_Challenge_:
Locate all lines in the data below that hold "name" and show them.

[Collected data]
====================
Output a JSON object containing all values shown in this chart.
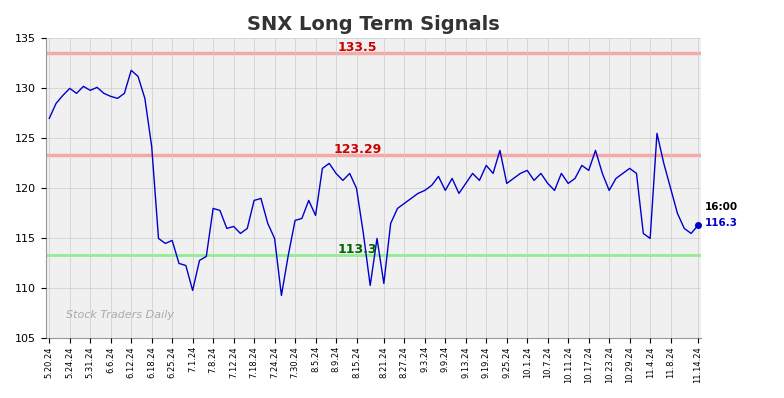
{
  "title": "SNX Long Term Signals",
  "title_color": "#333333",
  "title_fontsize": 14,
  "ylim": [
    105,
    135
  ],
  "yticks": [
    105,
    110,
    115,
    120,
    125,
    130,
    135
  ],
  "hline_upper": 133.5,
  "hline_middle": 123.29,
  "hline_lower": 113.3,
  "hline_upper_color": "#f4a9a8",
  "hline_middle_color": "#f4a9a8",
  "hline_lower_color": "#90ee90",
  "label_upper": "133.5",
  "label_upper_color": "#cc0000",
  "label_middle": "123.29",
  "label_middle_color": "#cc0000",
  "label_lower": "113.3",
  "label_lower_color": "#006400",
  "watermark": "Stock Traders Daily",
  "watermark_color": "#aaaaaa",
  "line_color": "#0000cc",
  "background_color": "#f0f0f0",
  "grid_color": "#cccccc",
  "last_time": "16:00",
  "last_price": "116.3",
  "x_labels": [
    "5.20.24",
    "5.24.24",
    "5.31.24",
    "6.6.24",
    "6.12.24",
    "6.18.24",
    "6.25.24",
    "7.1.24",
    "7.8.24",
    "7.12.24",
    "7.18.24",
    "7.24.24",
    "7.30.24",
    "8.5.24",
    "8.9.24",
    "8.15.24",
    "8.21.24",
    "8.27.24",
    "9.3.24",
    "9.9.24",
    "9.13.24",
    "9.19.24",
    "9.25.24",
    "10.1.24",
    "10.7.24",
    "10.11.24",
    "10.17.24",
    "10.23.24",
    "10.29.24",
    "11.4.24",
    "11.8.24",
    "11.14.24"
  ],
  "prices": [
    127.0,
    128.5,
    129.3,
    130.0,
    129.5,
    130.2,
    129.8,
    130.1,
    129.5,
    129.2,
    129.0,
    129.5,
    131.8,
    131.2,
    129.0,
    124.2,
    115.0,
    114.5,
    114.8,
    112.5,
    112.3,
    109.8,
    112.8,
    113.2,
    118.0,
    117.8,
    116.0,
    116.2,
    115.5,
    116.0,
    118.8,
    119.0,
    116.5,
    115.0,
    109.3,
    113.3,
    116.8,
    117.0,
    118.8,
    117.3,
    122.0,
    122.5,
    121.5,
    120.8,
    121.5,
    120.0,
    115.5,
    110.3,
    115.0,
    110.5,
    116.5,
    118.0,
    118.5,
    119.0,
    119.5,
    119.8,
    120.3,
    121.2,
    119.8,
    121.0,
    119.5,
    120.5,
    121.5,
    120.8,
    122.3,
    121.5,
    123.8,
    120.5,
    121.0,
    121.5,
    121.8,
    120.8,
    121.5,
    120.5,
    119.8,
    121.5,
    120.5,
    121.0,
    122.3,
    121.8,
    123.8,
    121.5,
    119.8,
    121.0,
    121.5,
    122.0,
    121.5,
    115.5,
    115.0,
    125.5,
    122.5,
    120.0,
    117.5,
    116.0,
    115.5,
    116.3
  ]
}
====================
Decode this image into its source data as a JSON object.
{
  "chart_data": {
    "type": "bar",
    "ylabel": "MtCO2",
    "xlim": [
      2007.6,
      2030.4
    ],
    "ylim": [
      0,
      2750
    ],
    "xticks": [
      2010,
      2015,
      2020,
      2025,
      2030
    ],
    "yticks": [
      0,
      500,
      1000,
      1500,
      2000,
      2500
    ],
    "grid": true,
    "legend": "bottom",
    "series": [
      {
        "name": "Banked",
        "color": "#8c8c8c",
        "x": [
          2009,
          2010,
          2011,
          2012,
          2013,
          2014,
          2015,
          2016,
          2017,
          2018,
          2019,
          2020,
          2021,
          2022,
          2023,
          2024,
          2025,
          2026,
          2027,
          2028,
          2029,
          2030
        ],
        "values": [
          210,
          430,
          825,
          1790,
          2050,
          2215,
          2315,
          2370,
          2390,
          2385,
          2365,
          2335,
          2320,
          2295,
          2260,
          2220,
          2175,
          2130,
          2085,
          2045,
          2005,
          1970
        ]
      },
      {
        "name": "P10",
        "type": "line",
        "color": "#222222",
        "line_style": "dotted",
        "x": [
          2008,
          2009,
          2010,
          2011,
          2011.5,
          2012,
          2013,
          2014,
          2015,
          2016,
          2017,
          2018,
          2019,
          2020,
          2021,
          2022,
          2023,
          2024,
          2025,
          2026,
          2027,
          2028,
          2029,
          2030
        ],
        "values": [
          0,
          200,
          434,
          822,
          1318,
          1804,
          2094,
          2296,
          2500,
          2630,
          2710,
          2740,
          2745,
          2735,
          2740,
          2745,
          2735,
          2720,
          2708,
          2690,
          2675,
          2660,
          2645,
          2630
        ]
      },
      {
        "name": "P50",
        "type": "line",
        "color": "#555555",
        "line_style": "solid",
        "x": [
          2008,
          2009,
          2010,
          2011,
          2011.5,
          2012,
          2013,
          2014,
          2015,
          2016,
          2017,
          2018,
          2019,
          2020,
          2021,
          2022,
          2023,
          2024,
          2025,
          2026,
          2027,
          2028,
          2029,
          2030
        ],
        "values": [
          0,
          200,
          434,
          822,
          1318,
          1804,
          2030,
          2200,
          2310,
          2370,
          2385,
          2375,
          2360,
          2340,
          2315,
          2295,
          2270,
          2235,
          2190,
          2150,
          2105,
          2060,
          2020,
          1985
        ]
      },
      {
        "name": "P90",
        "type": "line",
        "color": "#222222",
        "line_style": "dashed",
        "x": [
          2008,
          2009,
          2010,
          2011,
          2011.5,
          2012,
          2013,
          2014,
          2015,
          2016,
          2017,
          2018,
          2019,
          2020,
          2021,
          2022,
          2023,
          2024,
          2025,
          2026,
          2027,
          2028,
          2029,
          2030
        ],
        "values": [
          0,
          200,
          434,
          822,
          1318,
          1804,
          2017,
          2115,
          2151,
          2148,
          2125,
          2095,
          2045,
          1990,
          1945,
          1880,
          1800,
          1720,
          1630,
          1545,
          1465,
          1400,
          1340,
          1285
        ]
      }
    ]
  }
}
====================
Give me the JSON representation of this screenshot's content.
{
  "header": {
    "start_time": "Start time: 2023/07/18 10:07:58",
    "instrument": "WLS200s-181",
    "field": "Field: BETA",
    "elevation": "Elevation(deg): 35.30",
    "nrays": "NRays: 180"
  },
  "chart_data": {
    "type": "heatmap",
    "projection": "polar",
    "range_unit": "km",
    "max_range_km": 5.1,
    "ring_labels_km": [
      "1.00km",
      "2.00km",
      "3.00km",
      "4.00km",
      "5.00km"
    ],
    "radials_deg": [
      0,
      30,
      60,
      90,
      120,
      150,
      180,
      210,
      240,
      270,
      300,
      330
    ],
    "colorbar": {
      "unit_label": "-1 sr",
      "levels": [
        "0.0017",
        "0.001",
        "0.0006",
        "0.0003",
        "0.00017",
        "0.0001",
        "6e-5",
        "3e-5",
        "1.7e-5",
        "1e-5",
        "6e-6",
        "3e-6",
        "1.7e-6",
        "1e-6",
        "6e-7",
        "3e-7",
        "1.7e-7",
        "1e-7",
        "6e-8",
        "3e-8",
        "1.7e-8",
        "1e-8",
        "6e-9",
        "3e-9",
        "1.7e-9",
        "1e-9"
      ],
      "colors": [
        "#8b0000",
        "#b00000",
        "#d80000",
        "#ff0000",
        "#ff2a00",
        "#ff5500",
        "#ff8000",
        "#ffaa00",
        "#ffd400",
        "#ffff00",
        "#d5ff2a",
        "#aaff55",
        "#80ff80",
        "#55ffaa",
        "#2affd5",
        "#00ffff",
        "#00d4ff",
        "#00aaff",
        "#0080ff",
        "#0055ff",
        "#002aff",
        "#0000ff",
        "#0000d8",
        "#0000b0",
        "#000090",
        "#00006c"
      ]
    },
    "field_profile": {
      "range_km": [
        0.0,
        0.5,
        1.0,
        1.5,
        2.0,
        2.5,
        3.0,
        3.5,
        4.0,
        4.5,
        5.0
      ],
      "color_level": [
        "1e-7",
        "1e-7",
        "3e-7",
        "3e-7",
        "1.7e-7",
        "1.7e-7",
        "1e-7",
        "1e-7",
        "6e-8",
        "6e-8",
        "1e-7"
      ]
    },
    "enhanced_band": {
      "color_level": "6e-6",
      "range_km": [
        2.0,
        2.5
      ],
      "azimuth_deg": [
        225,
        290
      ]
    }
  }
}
====================
_Task response_:
        "name": "Banked",
        "name": "P10",
        "name": "P50",
        "name": "P90",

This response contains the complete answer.